(Collected data entries):
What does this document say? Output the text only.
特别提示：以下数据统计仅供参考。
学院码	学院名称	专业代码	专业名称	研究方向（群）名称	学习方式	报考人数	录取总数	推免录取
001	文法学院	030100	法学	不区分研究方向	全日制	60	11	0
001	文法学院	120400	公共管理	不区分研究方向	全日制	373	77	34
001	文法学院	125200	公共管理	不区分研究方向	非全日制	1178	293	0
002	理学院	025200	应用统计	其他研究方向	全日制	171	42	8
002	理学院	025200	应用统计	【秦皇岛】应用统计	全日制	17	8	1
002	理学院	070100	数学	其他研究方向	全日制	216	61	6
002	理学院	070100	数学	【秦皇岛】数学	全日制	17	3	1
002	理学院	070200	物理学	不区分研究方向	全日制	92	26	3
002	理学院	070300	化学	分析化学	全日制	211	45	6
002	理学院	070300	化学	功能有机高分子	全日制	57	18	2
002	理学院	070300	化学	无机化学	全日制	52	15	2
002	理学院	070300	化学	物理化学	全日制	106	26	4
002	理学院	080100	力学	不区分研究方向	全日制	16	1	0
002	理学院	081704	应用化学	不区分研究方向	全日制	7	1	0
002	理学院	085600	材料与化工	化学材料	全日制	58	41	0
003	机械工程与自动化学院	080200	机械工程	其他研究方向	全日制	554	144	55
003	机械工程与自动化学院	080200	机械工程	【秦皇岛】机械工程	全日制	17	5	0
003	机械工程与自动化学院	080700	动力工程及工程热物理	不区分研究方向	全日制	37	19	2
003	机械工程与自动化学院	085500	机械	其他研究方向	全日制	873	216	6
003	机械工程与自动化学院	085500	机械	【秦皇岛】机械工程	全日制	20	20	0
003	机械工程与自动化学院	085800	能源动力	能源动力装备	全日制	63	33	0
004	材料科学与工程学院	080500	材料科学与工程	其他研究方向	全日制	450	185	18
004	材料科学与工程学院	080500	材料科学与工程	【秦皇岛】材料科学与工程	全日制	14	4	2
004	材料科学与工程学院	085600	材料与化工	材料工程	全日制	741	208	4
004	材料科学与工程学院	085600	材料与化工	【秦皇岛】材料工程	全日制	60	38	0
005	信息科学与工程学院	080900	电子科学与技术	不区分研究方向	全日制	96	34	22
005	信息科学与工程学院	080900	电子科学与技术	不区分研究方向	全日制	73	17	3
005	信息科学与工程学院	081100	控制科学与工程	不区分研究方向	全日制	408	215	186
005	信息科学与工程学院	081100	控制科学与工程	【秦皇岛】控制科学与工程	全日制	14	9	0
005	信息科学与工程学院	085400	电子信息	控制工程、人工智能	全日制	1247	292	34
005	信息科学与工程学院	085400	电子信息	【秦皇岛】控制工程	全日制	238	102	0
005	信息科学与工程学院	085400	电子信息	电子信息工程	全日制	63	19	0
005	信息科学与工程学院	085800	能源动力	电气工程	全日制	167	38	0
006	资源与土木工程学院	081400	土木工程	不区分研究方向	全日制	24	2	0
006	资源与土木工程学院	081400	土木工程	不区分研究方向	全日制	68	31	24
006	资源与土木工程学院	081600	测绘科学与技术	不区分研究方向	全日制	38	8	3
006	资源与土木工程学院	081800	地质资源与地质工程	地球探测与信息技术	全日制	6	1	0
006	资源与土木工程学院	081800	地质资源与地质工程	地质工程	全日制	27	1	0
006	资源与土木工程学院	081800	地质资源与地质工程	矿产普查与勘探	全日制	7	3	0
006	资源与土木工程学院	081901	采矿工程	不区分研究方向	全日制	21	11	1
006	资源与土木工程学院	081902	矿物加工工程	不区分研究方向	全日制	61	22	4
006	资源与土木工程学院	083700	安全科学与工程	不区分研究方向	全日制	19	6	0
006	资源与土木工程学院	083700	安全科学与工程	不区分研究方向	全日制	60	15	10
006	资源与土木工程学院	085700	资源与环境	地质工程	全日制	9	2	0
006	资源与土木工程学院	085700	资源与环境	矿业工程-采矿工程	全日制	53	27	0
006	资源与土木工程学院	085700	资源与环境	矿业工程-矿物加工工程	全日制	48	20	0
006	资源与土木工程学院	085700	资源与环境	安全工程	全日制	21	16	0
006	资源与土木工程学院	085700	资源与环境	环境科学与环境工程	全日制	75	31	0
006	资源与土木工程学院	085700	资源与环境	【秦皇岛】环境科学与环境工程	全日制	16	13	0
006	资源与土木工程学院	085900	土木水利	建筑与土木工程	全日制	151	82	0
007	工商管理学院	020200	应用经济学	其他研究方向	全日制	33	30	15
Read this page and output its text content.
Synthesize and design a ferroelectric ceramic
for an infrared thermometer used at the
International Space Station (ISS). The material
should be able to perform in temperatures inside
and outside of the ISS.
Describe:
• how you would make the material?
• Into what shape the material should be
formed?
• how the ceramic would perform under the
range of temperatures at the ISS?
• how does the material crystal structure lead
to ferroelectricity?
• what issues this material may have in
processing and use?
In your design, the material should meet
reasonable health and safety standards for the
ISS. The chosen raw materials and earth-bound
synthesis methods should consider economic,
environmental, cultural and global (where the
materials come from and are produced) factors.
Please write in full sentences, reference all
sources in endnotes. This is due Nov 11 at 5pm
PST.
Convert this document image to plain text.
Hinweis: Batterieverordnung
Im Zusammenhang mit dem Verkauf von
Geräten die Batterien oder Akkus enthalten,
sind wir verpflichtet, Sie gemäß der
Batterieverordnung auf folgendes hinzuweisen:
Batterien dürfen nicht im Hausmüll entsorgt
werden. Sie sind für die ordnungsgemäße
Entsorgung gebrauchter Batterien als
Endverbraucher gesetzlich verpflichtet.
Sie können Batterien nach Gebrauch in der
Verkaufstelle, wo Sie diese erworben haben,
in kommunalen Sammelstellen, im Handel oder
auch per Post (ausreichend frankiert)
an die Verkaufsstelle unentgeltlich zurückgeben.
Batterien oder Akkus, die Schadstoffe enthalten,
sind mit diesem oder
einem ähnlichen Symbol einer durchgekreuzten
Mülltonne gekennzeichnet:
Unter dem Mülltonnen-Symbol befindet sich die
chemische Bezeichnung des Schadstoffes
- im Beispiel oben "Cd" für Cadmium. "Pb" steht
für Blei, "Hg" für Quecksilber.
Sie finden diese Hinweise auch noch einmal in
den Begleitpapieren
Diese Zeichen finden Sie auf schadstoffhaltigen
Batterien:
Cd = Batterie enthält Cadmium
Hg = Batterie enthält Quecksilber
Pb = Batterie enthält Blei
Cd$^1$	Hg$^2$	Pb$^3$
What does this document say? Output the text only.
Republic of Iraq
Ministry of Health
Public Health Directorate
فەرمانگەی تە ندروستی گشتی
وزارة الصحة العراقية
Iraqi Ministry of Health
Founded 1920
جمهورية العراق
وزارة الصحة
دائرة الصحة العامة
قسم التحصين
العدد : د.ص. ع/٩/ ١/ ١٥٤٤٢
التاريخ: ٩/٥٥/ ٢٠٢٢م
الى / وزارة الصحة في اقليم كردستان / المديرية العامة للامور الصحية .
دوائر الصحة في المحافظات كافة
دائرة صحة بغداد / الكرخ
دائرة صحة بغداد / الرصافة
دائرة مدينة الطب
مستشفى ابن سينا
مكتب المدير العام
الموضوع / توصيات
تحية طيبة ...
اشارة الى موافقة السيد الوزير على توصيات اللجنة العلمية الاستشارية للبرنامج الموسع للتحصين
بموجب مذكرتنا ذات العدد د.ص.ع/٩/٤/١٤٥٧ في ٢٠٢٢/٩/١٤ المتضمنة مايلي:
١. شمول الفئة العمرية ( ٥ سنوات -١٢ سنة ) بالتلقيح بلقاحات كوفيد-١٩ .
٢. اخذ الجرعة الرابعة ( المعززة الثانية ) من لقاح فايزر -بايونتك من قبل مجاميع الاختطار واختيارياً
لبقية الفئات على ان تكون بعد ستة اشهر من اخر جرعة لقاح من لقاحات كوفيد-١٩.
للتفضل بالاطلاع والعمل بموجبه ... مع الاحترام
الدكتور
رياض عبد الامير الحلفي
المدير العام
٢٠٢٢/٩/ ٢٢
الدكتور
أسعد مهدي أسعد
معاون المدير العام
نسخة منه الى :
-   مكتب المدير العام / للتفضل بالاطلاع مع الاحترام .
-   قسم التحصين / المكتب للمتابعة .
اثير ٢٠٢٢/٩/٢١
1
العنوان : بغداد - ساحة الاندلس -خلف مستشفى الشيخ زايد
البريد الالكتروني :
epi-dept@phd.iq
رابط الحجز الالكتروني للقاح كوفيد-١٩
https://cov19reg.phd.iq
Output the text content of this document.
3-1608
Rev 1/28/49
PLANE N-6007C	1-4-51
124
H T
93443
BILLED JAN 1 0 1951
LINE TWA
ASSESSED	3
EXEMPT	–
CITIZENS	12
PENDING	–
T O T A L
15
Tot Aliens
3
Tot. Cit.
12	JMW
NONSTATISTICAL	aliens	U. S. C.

(Task instructions):
In the data above, count the lines where the word "矿物加工工程" appears; reply with the number only.

(Solved problem):
2